Scan the entries below and extract each line with the word "this" in it.

### Dataset
▼

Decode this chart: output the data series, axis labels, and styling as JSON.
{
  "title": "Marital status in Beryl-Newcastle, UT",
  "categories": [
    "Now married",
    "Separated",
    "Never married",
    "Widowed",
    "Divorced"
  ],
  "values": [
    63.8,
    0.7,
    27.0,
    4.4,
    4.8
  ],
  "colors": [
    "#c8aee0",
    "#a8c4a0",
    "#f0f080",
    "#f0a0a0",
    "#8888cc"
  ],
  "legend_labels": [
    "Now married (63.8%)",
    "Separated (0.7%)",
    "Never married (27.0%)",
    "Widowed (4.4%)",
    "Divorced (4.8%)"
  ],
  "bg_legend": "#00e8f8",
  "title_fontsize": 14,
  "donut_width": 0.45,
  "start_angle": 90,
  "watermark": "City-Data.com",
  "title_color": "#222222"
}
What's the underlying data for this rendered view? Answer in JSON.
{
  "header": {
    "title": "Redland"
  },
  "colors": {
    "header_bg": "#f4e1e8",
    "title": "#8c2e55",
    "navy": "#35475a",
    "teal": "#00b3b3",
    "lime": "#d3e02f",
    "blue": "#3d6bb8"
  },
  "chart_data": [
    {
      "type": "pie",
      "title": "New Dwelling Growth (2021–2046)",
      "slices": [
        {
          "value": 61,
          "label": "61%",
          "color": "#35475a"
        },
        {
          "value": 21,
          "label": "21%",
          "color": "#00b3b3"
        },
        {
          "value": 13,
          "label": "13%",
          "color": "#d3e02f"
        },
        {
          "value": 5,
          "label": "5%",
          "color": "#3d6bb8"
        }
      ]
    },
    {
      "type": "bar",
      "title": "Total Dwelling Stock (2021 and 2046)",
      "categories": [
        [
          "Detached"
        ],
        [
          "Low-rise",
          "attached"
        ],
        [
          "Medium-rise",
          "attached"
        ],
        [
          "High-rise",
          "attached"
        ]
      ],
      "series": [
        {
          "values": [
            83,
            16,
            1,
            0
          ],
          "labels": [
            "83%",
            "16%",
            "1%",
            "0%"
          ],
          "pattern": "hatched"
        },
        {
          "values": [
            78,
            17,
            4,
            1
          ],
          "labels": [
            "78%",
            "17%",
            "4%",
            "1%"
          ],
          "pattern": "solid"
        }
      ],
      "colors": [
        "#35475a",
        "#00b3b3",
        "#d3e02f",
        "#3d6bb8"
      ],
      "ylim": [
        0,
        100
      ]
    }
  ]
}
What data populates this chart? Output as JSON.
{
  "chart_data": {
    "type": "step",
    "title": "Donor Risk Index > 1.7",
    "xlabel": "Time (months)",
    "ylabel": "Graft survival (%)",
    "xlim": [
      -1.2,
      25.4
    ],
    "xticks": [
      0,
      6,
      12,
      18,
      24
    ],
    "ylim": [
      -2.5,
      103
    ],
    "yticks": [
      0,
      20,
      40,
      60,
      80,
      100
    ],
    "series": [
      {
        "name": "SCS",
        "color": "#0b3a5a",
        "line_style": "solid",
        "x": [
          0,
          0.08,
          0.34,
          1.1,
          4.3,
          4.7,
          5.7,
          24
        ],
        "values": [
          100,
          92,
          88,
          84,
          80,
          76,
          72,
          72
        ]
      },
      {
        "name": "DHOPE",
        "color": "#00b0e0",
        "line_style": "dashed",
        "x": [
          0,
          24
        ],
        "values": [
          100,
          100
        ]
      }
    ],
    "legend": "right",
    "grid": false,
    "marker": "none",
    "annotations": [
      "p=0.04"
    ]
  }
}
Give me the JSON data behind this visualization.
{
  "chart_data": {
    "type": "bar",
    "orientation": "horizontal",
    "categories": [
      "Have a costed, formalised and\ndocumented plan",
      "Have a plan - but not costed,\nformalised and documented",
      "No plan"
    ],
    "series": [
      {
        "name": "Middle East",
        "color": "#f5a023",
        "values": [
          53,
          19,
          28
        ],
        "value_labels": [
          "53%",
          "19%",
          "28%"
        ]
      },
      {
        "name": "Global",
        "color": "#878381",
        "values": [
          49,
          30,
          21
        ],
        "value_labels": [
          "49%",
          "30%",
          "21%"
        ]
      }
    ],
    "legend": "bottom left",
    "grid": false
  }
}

▲

### Finished task
Decode this chart: output the data series, axis labels, and styling as JSON.
What's the underlying data for this rendered view? Answer in JSON.
What data populates this chart? Output as JSON.
Give me the JSON data behind this visualization.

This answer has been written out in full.